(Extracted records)
********************
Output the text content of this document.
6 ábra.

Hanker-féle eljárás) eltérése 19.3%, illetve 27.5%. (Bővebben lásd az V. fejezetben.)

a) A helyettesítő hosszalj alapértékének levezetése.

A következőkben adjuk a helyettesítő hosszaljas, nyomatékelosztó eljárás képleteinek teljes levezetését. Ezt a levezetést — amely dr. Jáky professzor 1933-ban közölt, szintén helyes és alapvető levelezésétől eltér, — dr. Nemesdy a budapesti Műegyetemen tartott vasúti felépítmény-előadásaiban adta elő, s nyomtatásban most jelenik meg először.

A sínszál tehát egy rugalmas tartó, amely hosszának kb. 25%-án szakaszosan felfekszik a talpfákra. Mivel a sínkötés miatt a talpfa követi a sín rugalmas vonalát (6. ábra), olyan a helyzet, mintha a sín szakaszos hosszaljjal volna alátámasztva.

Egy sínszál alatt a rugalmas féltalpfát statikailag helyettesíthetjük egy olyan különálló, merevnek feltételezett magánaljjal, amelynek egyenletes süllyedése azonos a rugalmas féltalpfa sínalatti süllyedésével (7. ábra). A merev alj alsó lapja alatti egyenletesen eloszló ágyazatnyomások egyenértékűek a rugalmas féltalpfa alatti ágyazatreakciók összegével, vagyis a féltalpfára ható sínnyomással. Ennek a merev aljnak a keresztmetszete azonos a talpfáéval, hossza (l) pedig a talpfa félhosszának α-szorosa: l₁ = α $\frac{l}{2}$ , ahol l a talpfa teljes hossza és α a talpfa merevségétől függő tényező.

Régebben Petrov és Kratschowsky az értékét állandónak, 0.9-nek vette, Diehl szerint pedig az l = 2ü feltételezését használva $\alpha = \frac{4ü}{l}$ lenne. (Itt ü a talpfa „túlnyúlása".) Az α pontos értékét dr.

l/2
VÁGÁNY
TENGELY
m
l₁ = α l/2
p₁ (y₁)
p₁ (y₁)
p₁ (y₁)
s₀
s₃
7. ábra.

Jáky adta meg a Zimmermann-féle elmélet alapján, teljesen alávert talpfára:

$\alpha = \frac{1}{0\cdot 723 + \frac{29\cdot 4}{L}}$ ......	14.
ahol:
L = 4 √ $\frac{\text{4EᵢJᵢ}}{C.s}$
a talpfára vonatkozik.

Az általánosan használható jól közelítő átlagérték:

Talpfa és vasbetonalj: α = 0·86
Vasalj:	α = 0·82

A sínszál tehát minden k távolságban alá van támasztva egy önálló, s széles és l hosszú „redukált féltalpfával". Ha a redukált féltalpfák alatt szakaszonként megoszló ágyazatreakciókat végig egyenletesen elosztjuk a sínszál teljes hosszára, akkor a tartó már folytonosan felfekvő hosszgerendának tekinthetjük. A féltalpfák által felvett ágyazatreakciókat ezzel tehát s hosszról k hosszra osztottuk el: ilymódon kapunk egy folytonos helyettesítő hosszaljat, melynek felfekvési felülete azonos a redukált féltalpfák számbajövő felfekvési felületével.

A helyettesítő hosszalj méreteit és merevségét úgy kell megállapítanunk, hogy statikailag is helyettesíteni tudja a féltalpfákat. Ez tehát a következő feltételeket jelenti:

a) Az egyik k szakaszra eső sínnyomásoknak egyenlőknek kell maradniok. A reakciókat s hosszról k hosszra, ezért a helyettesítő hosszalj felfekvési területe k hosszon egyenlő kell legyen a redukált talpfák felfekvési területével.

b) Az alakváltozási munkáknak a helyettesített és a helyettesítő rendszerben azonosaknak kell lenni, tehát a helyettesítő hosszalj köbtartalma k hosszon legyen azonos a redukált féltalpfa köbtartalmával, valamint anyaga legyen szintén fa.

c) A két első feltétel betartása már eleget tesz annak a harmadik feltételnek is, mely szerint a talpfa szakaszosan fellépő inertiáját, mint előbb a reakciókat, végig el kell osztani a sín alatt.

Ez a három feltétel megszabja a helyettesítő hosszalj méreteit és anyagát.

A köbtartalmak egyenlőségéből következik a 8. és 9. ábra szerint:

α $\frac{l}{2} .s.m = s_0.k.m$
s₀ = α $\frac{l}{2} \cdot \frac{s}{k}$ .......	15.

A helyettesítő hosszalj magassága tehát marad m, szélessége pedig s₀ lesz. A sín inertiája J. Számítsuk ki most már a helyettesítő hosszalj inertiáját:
********************
▶ _Exercise task_
Your task is to quote all of the data word for word.

▶ _Solution below_
Output the text content of this document.
6 ábra.

Hanker-féle eljárás) eltérése 19.3%, illetve 27.5%. (Bővebben lásd az V. fejezetben.)

a) A helyettesítő hosszalj alapértékének levezetése.

A következőkben adjuk a helyettesítő hosszaljas, nyomatékelosztó eljárás képleteinek teljes levezetését. Ezt a levezetést — amely dr. Jáky professzor 1933-ban közölt, szintén helyes és alapvető levelezésétől eltér, — dr. Nemesdy a budapesti Műegyetemen tartott vasúti felépítmény-előadásaiban adta elő, s nyomtatásban most jelenik meg először.

A sínszál tehát egy rugalmas tartó, amely hosszának kb. 25%-án szakaszosan felfekszik a talpfákra. Mivel a sínkötés miatt a talpfa követi a sín rugalmas vonalát (6. ábra), olyan a helyzet, mintha a sín szakaszos hosszaljjal volna alátámasztva.

Egy sínszál alatt a rugalmas féltalpfát statikailag helyettesíthetjük egy olyan különálló, merevnek feltételezett magánaljjal, amelynek egyenletes süllyedése azonos a rugalmas féltalpfa sínalatti süllyedésével (7. ábra). A merev alj alsó lapja alatti egyenletesen eloszló ágyazatnyomások egyenértékűek a rugalmas féltalpfa alatti ágyazatreakciók összegével, vagyis a féltalpfára ható sínnyomással. Ennek a merev aljnak a keresztmetszete azonos a talpfáéval, hossza (l) pedig a talpfa félhosszának α-szorosa: l₁ = α $\frac{l}{2}$ , ahol l a talpfa teljes hossza és α a talpfa merevségétől függő tényező.

Régebben Petrov és Kratschowsky az értékét állandónak, 0.9-nek vette, Diehl szerint pedig az l = 2ü feltételezését használva $\alpha = \frac{4ü}{l}$ lenne. (Itt ü a talpfa „túlnyúlása".) Az α pontos értékét dr.

l/2
VÁGÁNY
TENGELY
m
l₁ = α l/2
p₁ (y₁)
p₁ (y₁)
p₁ (y₁)
s₀
s₃
7. ábra.

Jáky adta meg a Zimmermann-féle elmélet alapján, teljesen alávert talpfára:

$\alpha = \frac{1}{0\cdot 723 + \frac{29\cdot 4}{L}}$ ......	14.
ahol:
L = 4 √ $\frac{\text{4EᵢJᵢ}}{C.s}$
a talpfára vonatkozik.

Az általánosan használható jól közelítő átlagérték:

Talpfa és vasbetonalj: α = 0·86
Vasalj:	α = 0·82

A sínszál tehát minden k távolságban alá van támasztva egy önálló, s széles és l hosszú „redukált féltalpfával". Ha a redukált féltalpfák alatt szakaszonként megoszló ágyazatreakciókat végig egyenletesen elosztjuk a sínszál teljes hosszára, akkor a tartó már folytonosan felfekvő hosszgerendának tekinthetjük. A féltalpfák által felvett ágyazatreakciókat ezzel tehát s hosszról k hosszra osztottuk el: ilymódon kapunk egy folytonos helyettesítő hosszaljat, melynek felfekvési felülete azonos a redukált féltalpfák számbajövő felfekvési felületével.

A helyettesítő hosszalj méreteit és merevségét úgy kell megállapítanunk, hogy statikailag is helyettesíteni tudja a féltalpfákat. Ez tehát a következő feltételeket jelenti:

a) Az egyik k szakaszra eső sínnyomásoknak egyenlőknek kell maradniok. A reakciókat s hosszról k hosszra, ezért a helyettesítő hosszalj felfekvési területe k hosszon egyenlő kell legyen a redukált talpfák felfekvési területével.

b) Az alakváltozási munkáknak a helyettesített és a helyettesítő rendszerben azonosaknak kell lenni, tehát a helyettesítő hosszalj köbtartalma k hosszon legyen azonos a redukált féltalpfa köbtartalmával, valamint anyaga legyen szintén fa.

c) A két első feltétel betartása már eleget tesz annak a harmadik feltételnek is, mely szerint a talpfa szakaszosan fellépő inertiáját, mint előbb a reakciókat, végig el kell osztani a sín alatt.

Ez a három feltétel megszabja a helyettesítő hosszalj méreteit és anyagát.

A köbtartalmak egyenlőségéből következik a 8. és 9. ábra szerint:

α $\frac{l}{2} .s.m = s_0.k.m$
s₀ = α $\frac{l}{2} \cdot \frac{s}{k}$ .......	15.

A helyettesítő hosszalj magassága tehát marad m, szélessége pedig s₀ lesz. A sín inertiája J. Számítsuk ki most már a helyettesítő hosszalj inertiáját:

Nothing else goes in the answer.